Could you rewrite the lines from the first one through the line containing "x-tick-label: Dec-23 bbox=[552, 336, 566, 375]", inclusive, with "x-tick-label" replaced by "x-axis-tick" and everything else left unchanged?

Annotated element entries

============

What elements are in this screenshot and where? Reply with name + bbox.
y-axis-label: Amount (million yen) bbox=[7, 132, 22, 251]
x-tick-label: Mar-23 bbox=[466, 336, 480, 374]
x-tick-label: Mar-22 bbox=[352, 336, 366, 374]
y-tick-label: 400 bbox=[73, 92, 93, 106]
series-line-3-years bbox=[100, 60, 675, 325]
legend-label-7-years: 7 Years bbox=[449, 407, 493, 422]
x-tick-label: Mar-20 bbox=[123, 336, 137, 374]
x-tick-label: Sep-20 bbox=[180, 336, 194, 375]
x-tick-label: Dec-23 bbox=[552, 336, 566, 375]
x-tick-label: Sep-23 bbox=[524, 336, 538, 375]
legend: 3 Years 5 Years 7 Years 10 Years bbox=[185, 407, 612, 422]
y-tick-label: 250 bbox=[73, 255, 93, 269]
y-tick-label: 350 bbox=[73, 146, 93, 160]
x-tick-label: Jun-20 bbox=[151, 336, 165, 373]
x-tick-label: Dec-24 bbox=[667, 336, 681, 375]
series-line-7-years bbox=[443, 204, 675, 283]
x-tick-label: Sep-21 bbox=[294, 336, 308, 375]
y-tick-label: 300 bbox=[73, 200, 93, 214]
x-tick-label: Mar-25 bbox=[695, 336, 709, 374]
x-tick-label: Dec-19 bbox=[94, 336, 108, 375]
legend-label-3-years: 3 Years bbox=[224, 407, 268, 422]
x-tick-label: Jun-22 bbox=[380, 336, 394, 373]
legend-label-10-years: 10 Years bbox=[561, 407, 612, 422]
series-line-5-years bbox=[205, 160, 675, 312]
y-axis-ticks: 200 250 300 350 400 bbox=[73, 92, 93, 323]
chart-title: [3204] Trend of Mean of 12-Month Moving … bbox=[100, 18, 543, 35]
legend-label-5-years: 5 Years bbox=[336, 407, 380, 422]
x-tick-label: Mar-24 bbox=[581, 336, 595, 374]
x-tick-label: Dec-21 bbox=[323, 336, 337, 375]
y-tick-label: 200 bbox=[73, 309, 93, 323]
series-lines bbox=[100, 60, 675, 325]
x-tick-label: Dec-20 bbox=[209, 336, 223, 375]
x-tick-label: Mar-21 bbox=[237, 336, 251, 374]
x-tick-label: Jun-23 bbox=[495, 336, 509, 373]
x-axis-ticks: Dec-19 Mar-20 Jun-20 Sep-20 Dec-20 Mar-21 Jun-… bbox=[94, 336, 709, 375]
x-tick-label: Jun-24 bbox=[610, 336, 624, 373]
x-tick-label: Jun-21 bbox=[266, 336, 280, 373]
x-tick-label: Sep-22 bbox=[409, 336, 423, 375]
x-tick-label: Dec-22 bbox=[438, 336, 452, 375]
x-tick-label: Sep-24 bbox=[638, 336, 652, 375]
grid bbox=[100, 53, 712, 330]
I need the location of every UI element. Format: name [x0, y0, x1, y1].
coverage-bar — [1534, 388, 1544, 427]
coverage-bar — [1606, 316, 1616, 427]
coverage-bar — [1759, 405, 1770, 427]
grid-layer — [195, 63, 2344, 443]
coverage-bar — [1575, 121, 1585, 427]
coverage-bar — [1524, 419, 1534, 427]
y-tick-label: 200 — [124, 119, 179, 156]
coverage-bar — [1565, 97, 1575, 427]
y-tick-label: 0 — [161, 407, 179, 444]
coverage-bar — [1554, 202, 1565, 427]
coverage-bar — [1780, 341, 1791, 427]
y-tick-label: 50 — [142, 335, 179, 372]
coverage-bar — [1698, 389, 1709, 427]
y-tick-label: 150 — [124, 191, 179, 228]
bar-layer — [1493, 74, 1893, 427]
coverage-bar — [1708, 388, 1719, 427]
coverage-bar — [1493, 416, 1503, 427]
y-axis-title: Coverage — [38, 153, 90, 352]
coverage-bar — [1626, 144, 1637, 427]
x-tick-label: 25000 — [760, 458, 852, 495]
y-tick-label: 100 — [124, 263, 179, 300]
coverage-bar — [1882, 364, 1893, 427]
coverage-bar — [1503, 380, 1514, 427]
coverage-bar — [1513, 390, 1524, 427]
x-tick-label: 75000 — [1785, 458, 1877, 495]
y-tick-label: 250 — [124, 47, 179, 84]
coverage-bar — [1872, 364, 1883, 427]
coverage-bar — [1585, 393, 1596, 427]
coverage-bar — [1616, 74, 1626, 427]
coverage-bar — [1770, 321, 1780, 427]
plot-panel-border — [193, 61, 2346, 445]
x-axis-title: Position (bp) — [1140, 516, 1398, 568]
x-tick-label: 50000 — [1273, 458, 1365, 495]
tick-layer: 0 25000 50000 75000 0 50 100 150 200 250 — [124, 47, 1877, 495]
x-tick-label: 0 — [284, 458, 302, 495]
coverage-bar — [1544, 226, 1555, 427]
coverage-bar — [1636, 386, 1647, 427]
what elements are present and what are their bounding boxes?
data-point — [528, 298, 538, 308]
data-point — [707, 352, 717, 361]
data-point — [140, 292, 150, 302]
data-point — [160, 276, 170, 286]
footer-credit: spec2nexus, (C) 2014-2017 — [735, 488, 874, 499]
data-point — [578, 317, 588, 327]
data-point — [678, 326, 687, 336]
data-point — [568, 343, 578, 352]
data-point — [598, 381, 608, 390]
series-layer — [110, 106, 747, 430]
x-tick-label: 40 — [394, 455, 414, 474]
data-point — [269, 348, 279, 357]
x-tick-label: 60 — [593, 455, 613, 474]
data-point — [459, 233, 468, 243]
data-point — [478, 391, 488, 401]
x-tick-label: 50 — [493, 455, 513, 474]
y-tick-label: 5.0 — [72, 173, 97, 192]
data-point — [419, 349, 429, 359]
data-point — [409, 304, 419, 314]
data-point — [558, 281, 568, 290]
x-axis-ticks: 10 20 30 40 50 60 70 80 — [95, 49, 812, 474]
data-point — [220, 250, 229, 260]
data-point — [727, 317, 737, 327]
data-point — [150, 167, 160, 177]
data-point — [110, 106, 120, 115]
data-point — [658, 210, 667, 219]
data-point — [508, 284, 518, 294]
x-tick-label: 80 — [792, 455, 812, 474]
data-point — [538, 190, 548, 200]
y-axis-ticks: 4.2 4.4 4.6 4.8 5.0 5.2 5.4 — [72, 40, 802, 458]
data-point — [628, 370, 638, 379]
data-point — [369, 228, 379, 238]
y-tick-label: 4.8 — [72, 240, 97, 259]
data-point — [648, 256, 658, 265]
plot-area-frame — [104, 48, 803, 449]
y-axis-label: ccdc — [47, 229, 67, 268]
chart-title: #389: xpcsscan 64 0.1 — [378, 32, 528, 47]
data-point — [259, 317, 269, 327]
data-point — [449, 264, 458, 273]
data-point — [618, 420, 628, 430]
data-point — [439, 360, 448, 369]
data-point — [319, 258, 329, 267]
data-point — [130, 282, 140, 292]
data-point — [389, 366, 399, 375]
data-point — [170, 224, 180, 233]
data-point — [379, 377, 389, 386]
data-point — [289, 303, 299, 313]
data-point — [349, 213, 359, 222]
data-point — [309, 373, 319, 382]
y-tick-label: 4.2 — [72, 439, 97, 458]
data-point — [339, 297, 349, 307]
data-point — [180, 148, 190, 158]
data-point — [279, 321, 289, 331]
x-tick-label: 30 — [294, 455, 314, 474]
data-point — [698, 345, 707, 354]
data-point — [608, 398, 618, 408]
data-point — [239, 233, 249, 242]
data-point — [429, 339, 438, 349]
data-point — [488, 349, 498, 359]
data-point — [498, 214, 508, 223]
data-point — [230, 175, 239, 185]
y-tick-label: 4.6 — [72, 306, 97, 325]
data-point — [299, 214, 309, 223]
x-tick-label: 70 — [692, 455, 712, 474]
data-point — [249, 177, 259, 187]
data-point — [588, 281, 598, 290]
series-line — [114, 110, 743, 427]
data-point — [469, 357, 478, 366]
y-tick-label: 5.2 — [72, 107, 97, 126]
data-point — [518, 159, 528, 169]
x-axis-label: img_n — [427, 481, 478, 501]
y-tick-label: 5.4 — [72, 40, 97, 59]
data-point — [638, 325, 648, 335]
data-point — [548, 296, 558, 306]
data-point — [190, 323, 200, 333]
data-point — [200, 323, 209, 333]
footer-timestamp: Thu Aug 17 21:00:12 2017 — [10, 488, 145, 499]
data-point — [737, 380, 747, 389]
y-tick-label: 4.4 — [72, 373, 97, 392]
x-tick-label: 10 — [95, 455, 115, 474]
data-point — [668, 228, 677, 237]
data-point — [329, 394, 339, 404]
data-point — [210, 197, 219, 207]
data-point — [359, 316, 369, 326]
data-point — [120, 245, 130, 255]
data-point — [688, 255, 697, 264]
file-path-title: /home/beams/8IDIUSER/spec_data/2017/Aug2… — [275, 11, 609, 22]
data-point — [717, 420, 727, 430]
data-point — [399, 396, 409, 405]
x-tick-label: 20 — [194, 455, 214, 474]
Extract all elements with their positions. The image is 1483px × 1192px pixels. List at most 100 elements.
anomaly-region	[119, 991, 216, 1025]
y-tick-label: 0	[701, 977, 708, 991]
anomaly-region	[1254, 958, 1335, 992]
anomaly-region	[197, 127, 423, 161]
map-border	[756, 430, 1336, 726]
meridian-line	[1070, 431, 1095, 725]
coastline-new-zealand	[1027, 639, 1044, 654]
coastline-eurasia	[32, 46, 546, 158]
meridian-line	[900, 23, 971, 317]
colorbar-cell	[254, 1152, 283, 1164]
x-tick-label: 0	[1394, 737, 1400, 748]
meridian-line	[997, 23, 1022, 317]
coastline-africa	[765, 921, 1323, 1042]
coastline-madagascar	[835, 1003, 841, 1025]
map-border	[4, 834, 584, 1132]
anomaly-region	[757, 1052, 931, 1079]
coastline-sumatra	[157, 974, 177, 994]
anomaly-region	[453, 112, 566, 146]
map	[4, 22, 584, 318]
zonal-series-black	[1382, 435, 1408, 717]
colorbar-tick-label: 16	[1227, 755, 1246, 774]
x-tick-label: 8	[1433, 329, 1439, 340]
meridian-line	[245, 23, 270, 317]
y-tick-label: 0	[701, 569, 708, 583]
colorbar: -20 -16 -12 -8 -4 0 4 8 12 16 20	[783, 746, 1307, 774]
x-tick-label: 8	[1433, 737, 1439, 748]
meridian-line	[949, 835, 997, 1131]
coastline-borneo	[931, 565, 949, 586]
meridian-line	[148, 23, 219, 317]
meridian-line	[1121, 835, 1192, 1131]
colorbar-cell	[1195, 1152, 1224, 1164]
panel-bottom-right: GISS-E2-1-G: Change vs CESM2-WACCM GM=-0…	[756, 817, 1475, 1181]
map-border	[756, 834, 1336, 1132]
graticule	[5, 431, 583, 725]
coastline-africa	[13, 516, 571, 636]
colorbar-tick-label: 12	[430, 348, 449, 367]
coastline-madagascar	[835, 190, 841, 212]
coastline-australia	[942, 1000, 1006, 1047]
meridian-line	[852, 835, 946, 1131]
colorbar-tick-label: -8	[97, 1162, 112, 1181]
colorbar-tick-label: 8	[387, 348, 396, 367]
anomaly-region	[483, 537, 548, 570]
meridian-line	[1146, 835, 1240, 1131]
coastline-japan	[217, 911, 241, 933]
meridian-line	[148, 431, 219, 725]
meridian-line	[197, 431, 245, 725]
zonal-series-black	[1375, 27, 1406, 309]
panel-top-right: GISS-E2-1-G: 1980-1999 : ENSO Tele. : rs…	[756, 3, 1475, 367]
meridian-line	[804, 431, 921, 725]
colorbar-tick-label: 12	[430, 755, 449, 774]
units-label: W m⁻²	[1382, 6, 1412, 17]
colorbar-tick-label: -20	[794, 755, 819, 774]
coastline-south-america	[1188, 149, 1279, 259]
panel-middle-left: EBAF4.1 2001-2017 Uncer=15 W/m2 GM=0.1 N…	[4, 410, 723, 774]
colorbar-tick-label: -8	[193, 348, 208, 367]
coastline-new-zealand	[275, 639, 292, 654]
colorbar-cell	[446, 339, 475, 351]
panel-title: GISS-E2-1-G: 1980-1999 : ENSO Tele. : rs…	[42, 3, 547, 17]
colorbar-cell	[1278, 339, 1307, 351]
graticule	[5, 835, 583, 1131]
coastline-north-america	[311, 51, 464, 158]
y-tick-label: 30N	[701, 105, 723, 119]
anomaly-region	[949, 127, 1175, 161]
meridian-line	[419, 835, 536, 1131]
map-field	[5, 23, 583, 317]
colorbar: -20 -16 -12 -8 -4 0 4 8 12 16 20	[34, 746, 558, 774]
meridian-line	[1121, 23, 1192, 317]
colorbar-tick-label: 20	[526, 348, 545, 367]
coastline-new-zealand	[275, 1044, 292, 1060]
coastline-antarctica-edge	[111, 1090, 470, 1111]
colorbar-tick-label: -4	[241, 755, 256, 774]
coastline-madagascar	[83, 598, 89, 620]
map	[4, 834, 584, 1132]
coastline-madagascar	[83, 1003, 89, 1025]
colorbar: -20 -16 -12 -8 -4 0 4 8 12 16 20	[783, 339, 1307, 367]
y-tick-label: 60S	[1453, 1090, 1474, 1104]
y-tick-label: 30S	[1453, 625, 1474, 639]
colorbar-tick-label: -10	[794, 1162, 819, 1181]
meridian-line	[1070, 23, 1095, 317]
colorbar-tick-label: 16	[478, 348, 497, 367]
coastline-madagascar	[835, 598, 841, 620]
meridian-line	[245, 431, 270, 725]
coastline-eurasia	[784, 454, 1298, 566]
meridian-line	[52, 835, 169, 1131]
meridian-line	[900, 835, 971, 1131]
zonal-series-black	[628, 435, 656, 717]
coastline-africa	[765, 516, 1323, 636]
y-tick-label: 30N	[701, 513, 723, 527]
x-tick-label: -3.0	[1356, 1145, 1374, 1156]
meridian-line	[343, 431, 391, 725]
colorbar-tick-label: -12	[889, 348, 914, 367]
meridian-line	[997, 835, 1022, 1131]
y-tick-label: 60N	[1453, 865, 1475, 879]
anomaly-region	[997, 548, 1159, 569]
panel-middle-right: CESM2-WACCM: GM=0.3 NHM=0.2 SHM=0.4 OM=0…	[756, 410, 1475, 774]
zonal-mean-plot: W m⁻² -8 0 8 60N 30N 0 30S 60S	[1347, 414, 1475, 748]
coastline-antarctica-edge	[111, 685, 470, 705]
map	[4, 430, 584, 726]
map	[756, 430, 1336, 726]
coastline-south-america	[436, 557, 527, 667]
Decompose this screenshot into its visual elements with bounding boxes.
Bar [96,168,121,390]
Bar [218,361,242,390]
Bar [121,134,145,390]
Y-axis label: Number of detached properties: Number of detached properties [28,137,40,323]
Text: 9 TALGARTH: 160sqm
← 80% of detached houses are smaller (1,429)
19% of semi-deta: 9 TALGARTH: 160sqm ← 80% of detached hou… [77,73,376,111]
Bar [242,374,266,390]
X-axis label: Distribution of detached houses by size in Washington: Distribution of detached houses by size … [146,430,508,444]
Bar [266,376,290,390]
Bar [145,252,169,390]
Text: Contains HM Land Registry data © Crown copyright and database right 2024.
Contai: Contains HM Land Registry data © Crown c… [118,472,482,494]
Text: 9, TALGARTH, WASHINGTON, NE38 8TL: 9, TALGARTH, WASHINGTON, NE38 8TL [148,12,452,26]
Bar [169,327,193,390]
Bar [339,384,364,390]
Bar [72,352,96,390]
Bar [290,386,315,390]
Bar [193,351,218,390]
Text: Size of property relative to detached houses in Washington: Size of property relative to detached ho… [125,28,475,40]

============

## COMPLETE RESPONSE:
What elements are in this screenshot and where? Reply with name + bbox.
y-axis-label: Amount (million yen) bbox=[7, 132, 22, 251]
x-axis-tick: Mar-23 bbox=[466, 336, 480, 374]
x-axis-tick: Mar-22 bbox=[352, 336, 366, 374]
y-tick-label: 400 bbox=[73, 92, 93, 106]
series-line-3-years bbox=[100, 60, 675, 325]
legend-label-7-years: 7 Years bbox=[449, 407, 493, 422]
x-axis-tick: Mar-20 bbox=[123, 336, 137, 374]
x-axis-tick: Sep-20 bbox=[180, 336, 194, 375]
x-axis-tick: Dec-23 bbox=[552, 336, 566, 375]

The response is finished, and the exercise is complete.